>> BEGIN
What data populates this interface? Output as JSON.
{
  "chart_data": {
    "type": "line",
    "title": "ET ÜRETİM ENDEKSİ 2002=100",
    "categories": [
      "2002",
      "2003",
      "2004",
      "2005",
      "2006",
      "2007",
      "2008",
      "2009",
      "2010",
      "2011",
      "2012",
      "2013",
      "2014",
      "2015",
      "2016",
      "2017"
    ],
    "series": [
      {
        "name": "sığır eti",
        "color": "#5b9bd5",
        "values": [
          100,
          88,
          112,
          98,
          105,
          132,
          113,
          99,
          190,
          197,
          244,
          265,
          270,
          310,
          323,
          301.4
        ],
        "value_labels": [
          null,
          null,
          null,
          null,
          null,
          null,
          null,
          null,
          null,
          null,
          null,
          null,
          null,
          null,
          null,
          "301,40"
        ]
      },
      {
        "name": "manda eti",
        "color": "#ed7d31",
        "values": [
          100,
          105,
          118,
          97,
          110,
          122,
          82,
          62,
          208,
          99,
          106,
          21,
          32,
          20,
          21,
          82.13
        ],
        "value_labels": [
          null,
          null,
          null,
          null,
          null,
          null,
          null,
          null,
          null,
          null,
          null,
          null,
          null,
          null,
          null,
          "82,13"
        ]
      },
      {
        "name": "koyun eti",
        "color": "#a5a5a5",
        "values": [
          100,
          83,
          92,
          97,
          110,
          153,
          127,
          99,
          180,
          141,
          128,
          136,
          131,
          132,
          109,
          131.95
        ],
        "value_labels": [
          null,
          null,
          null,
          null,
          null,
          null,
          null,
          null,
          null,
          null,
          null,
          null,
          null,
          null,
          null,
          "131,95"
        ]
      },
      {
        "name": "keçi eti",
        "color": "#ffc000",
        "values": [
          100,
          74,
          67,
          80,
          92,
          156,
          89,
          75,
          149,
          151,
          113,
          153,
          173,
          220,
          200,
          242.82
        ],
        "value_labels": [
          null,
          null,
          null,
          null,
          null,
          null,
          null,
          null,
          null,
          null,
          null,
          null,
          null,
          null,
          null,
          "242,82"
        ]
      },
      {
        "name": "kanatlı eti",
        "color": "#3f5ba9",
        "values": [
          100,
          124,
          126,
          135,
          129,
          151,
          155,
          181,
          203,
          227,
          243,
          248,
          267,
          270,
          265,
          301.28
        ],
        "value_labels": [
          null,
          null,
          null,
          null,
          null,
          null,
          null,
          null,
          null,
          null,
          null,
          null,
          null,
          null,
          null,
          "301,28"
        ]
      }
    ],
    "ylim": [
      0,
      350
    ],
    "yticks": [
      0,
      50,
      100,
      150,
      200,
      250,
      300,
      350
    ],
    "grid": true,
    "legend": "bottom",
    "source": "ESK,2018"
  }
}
>> END
Instructions to follow:
Give the entries again in full, exactly as they are written.

Answer for the task:
What data populates this interface? Output as JSON.
{
  "chart_data": {
    "type": "line",
    "title": "ET ÜRETİM ENDEKSİ 2002=100",
    "categories": [
      "2002",
      "2003",
      "2004",
      "2005",
      "2006",
      "2007",
      "2008",
      "2009",
      "2010",
      "2011",
      "2012",
      "2013",
      "2014",
      "2015",
      "2016",
      "2017"
    ],
    "series": [
      {
        "name": "sığır eti",
        "color": "#5b9bd5",
        "values": [
          100,
          88,
          112,
          98,
          105,
          132,
          113,
          99,
          190,
          197,
          244,
          265,
          270,
          310,
          323,
          301.4
        ],
        "value_labels": [
          null,
          null,
          null,
          null,
          null,
          null,
          null,
          null,
          null,
          null,
          null,
          null,
          null,
          null,
          null,
          "301,40"
        ]
      },
      {
        "name": "manda eti",
        "color": "#ed7d31",
        "values": [
          100,
          105,
          118,
          97,
          110,
          122,
          82,
          62,
          208,
          99,
          106,
          21,
          32,
          20,
          21,
          82.13
        ],
        "value_labels": [
          null,
          null,
          null,
          null,
          null,
          null,
          null,
          null,
          null,
          null,
          null,
          null,
          null,
          null,
          null,
          "82,13"
        ]
      },
      {
        "name": "koyun eti",
        "color": "#a5a5a5",
        "values": [
          100,
          83,
          92,
          97,
          110,
          153,
          127,
          99,
          180,
          141,
          128,
          136,
          131,
          132,
          109,
          131.95
        ],
        "value_labels": [
          null,
          null,
          null,
          null,
          null,
          null,
          null,
          null,
          null,
          null,
          null,
          null,
          null,
          null,
          null,
          "131,95"
        ]
      },
      {
        "name": "keçi eti",
        "color": "#ffc000",
        "values": [
          100,
          74,
          67,
          80,
          92,
          156,
          89,
          75,
          149,
          151,
          113,
          153,
          173,
          220,
          200,
          242.82
        ],
        "value_labels": [
          null,
          null,
          null,
          null,
          null,
          null,
          null,
          null,
          null,
          null,
          null,
          null,
          null,
          null,
          null,
          "242,82"
        ]
      },
      {
        "name": "kanatlı eti",
        "color": "#3f5ba9",
        "values": [
          100,
          124,
          126,
          135,
          129,
          151,
          155,
          181,
          203,
          227,
          243,
          248,
          267,
          270,
          265,
          301.28
        ],
        "value_labels": [
          null,
          null,
          null,
          null,
          null,
          null,
          null,
          null,
          null,
          null,
          null,
          null,
          null,
          null,
          null,
          "301,28"
        ]
      }
    ],
    "ylim": [
      0,
      350
    ],
    "yticks": [
      0,
      50,
      100,
      150,
      200,
      250,
      300,
      350
    ],
    "grid": true,
    "legend": "bottom",
    "source": "ESK,2018"
  }
}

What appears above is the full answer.